■ **Exercise description**
Copy out the lines that include the word "class".

** Start **

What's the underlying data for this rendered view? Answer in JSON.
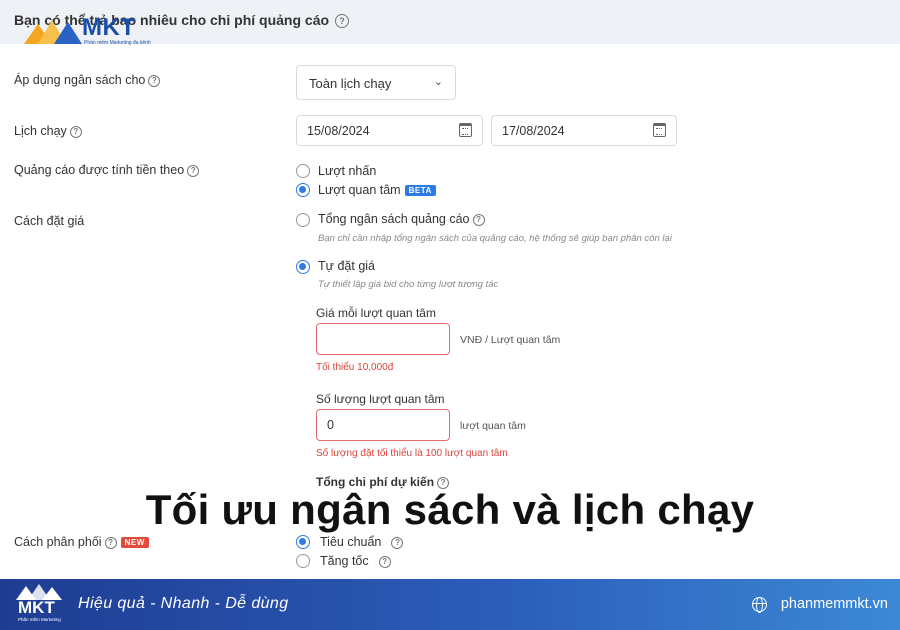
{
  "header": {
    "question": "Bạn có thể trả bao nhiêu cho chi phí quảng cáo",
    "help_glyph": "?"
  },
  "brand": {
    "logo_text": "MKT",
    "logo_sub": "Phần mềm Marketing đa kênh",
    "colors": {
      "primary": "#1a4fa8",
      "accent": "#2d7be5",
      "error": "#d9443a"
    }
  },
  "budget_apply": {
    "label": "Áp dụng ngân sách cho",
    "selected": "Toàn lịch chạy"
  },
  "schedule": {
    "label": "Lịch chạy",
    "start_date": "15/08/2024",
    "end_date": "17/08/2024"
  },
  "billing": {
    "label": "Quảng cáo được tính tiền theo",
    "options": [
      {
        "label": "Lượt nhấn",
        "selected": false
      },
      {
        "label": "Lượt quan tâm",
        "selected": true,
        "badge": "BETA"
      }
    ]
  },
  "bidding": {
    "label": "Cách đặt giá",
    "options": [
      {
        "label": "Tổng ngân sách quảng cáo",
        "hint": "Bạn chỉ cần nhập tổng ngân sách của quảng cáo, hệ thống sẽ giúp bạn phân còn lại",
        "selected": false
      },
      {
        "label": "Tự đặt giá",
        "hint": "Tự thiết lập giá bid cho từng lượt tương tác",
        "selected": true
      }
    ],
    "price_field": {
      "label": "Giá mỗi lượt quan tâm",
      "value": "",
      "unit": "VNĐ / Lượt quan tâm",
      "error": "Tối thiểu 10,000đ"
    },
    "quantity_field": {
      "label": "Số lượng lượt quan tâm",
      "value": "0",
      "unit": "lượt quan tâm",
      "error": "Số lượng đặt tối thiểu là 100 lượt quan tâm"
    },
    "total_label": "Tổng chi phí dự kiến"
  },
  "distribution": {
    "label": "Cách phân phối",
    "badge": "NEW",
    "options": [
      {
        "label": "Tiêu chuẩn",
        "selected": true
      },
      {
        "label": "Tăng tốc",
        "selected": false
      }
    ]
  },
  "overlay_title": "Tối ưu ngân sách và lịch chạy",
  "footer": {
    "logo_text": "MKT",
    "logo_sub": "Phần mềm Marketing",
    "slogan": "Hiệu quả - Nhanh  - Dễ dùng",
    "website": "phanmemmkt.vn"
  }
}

** End **
** Start **

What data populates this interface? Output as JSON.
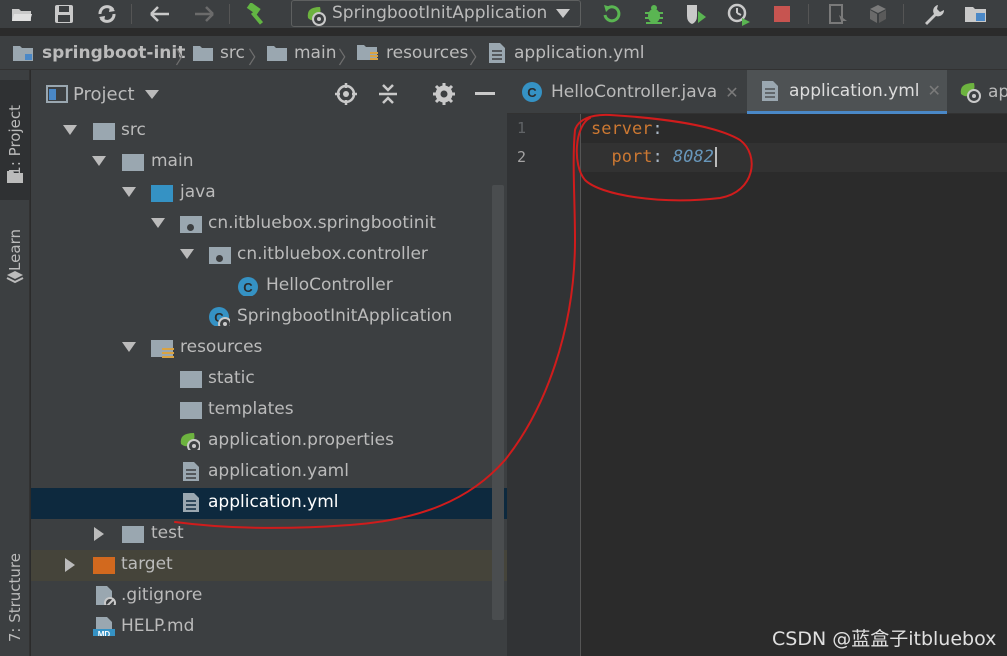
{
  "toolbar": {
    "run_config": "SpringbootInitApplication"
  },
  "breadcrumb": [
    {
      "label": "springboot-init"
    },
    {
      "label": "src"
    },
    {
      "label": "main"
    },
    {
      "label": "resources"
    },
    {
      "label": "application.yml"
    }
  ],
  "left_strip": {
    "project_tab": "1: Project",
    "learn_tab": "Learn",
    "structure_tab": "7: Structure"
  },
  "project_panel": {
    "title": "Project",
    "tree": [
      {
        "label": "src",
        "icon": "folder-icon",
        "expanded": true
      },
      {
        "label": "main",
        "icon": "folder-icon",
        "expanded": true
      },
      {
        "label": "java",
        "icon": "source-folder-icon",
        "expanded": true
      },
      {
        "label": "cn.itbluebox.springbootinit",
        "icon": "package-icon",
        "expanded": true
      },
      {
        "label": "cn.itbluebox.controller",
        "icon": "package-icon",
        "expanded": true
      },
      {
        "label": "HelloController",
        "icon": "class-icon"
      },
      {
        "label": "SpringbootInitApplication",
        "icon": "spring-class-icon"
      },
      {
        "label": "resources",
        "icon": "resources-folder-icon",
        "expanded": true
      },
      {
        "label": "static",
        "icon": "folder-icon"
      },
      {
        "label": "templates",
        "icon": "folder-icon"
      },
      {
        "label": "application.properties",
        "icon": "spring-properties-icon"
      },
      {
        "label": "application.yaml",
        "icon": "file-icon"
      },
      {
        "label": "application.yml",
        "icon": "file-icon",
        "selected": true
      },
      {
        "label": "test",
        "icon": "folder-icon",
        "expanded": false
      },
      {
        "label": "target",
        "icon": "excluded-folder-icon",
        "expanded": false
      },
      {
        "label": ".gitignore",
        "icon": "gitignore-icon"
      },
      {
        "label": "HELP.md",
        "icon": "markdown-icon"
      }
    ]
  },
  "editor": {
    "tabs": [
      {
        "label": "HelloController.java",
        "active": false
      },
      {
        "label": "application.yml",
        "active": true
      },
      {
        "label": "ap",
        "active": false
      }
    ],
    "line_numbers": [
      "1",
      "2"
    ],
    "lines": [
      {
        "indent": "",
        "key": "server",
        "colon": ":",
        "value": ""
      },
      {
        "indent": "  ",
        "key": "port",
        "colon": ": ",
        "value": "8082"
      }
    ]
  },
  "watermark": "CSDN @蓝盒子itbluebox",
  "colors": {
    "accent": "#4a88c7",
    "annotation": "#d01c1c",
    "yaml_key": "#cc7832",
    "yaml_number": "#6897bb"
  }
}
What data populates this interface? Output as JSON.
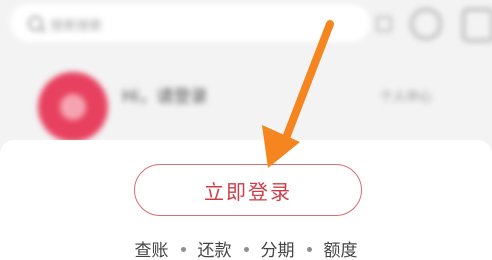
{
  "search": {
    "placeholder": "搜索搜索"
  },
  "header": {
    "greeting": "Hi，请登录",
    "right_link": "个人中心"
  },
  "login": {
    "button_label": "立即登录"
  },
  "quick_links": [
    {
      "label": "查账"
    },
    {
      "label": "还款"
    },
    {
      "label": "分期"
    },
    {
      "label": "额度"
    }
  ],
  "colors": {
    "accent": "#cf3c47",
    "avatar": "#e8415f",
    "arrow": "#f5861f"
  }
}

** End **

■ **Written reply**
        "icon": "class-icon"
        "icon": "spring-class-icon"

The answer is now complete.